**What is needed:**
Reproduce the data below in full and exclude every picture.

**Entries:**
========================
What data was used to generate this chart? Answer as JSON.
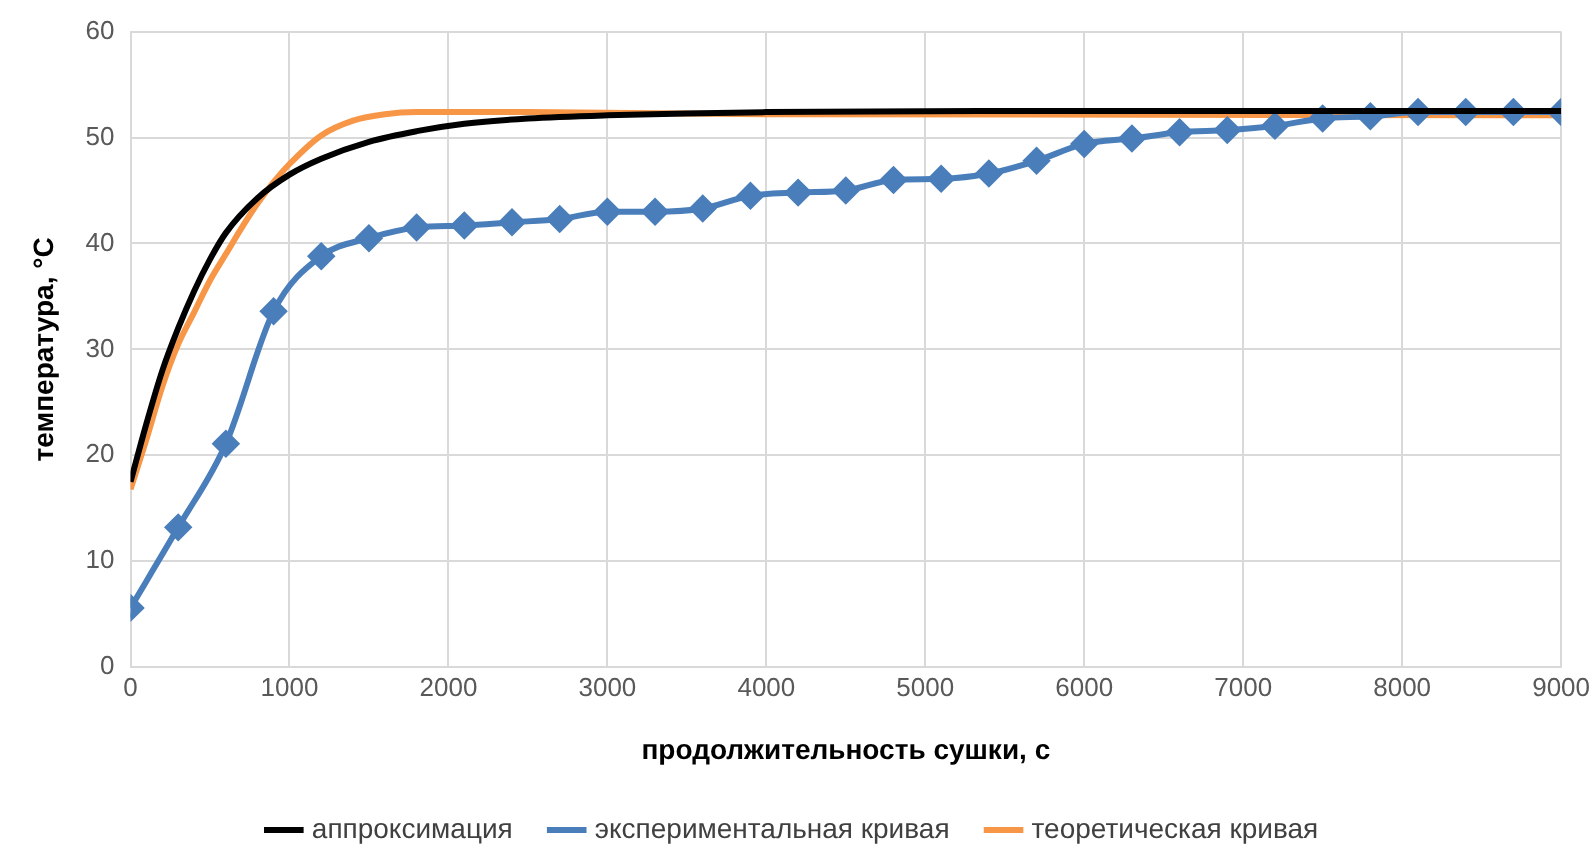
{
  "chart_data": {
    "type": "line",
    "xlabel": "продолжительность сушки, с",
    "ylabel": "температура, °C",
    "xlim": [
      0,
      9000
    ],
    "xticks": [
      0,
      1000,
      2000,
      3000,
      4000,
      5000,
      6000,
      7000,
      8000,
      9000
    ],
    "ylim": [
      0,
      60
    ],
    "yticks": [
      0,
      10,
      20,
      30,
      40,
      50,
      60
    ],
    "grid": true,
    "legend": "bottom",
    "series": [
      {
        "name": "аппроксимация",
        "color": "#000000",
        "marker": "none",
        "x": [
          0,
          100,
          200,
          300,
          400,
          500,
          600,
          800,
          1000,
          1200,
          1500,
          1800,
          2100,
          2500,
          3000,
          4000,
          6000,
          9000
        ],
        "values": [
          17.5,
          23,
          28,
          32,
          35.5,
          38.5,
          41,
          44.3,
          46.5,
          48,
          49.6,
          50.6,
          51.3,
          51.8,
          52.1,
          52.4,
          52.5,
          52.5
        ]
      },
      {
        "name": "экспериментальная кривая",
        "color": "#4a7ebb",
        "marker": "diamond",
        "x": [
          0,
          300,
          600,
          900,
          1200,
          1500,
          1800,
          2100,
          2400,
          2700,
          3000,
          3300,
          3600,
          3900,
          4200,
          4500,
          4800,
          5100,
          5400,
          5700,
          6000,
          6300,
          6600,
          6900,
          7200,
          7500,
          7800,
          8100,
          8400,
          8700,
          9000
        ],
        "values": [
          5.6,
          13.2,
          21.1,
          33.6,
          38.8,
          40.5,
          41.5,
          41.7,
          42.0,
          42.3,
          43.0,
          43.0,
          43.3,
          44.5,
          44.8,
          45.0,
          46.0,
          46.1,
          46.6,
          47.8,
          49.4,
          49.9,
          50.5,
          50.7,
          51.1,
          51.8,
          52.0,
          52.4,
          52.4,
          52.4,
          52.4
        ]
      },
      {
        "name": "теоретическая кривая",
        "color": "#f79646",
        "marker": "none",
        "x": [
          0,
          100,
          200,
          300,
          400,
          500,
          600,
          700,
          800,
          900,
          1000,
          1200,
          1400,
          1600,
          1800,
          2500,
          4000,
          9000
        ],
        "values": [
          16.8,
          21.5,
          26.5,
          30.5,
          33.5,
          36.5,
          39,
          41.5,
          43.8,
          45.8,
          47.5,
          50.2,
          51.6,
          52.2,
          52.4,
          52.4,
          52.2,
          52.1
        ]
      }
    ]
  }
}
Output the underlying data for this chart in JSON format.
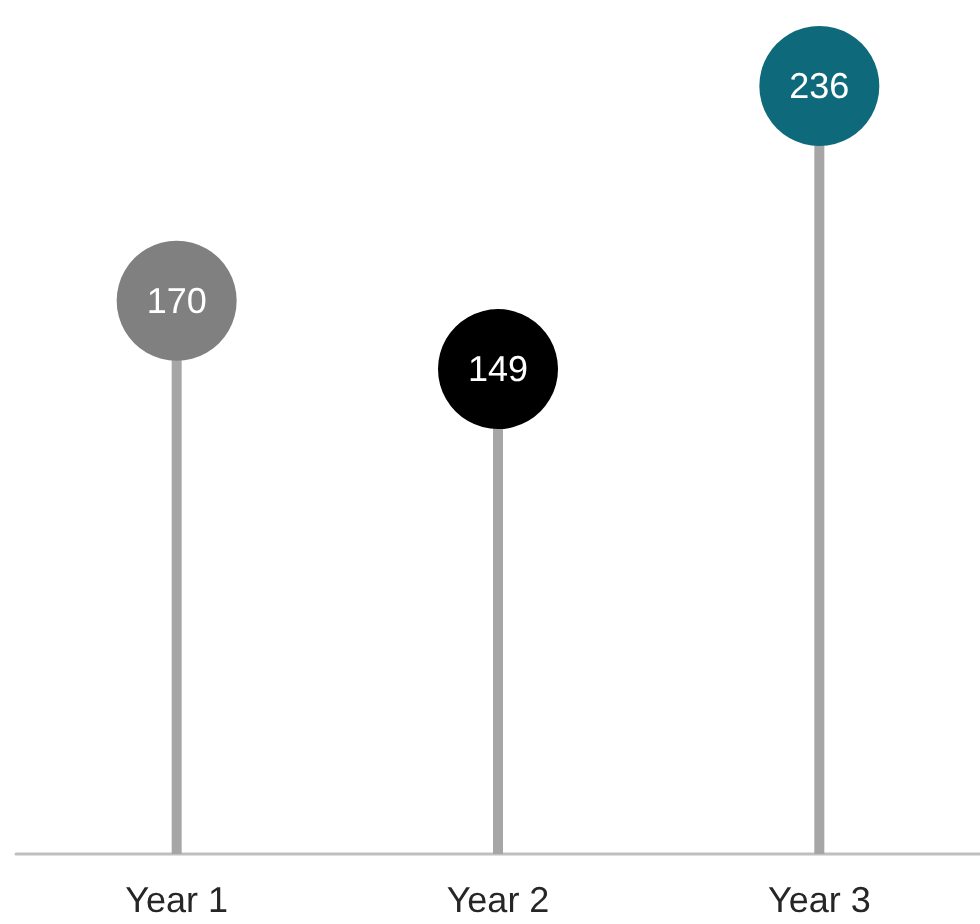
{
  "chart_data": {
    "type": "lollipop",
    "categories": [
      "Year 1",
      "Year 2",
      "Year 3"
    ],
    "values": [
      170,
      149,
      236
    ],
    "colors": [
      "#808080",
      "#000000",
      "#0e6a7a"
    ],
    "data_labels": true
  }
}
========================
**The result:**
What data was used to generate this chart? Answer as JSON.
{
  "chart_data": {
    "type": "line",
    "xlabel": "продолжительность сушки, с",
    "ylabel": "температура, °C",
    "xlim": [
      0,
      9000
    ],
    "xticks": [
      0,
      1000,
      2000,
      3000,
      4000,
      5000,
      6000,
      7000,
      8000,
      9000
    ],
    "ylim": [
      0,
      60
    ],
    "yticks": [
      0,
      10,
      20,
      30,
      40,
      50,
      60
    ],
    "grid": true,
    "legend": "bottom",
    "series": [
      {
        "name": "аппроксимация",
        "color": "#000000",
        "marker": "none",
        "x": [
          0,
          100,
          200,
          300,
          400,
          500,
          600,
          800,
          1000,
          1200,
          1500,
          1800,
          2100,
          2500,
          3000,
          4000,
          6000,
          9000
        ],
        "values": [
          17.5,
          23,
          28,
          32,
          35.5,
          38.5,
          41,
          44.3,
          46.5,
          48,
          49.6,
          50.6,
          51.3,
          51.8,
          52.1,
          52.4,
          52.5,
          52.5
        ]
      },
      {
        "name": "экспериментальная кривая",
        "color": "#4a7ebb",
        "marker": "diamond",
        "x": [
          0,
          300,
          600,
          900,
          1200,
          1500,
          1800,
          2100,
          2400,
          2700,
          3000,
          3300,
          3600,
          3900,
          4200,
          4500,
          4800,
          5100,
          5400,
          5700,
          6000,
          6300,
          6600,
          6900,
          7200,
          7500,
          7800,
          8100,
          8400,
          8700,
          9000
        ],
        "values": [
          5.6,
          13.2,
          21.1,
          33.6,
          38.8,
          40.5,
          41.5,
          41.7,
          42.0,
          42.3,
          43.0,
          43.0,
          43.3,
          44.5,
          44.8,
          45.0,
          46.0,
          46.1,
          46.6,
          47.8,
          49.4,
          49.9,
          50.5,
          50.7,
          51.1,
          51.8,
          52.0,
          52.4,
          52.4,
          52.4,
          52.4
        ]
      },
      {
        "name": "теоретическая кривая",
        "color": "#f79646",
        "marker": "none",
        "x": [
          0,
          100,
          200,
          300,
          400,
          500,
          600,
          700,
          800,
          900,
          1000,
          1200,
          1400,
          1600,
          1800,
          2500,
          4000,
          9000
        ],
        "values": [
          16.8,
          21.5,
          26.5,
          30.5,
          33.5,
          36.5,
          39,
          41.5,
          43.8,
          45.8,
          47.5,
          50.2,
          51.6,
          52.2,
          52.4,
          52.4,
          52.2,
          52.1
        ]
      }
    ]
  }
}
Output the underlying data for this chart in JSON format.
{
  "chart_data": {
    "type": "lollipop",
    "categories": [
      "Year 1",
      "Year 2",
      "Year 3"
    ],
    "values": [
      170,
      149,
      236
    ],
    "colors": [
      "#808080",
      "#000000",
      "#0e6a7a"
    ],
    "data_labels": true
  }
}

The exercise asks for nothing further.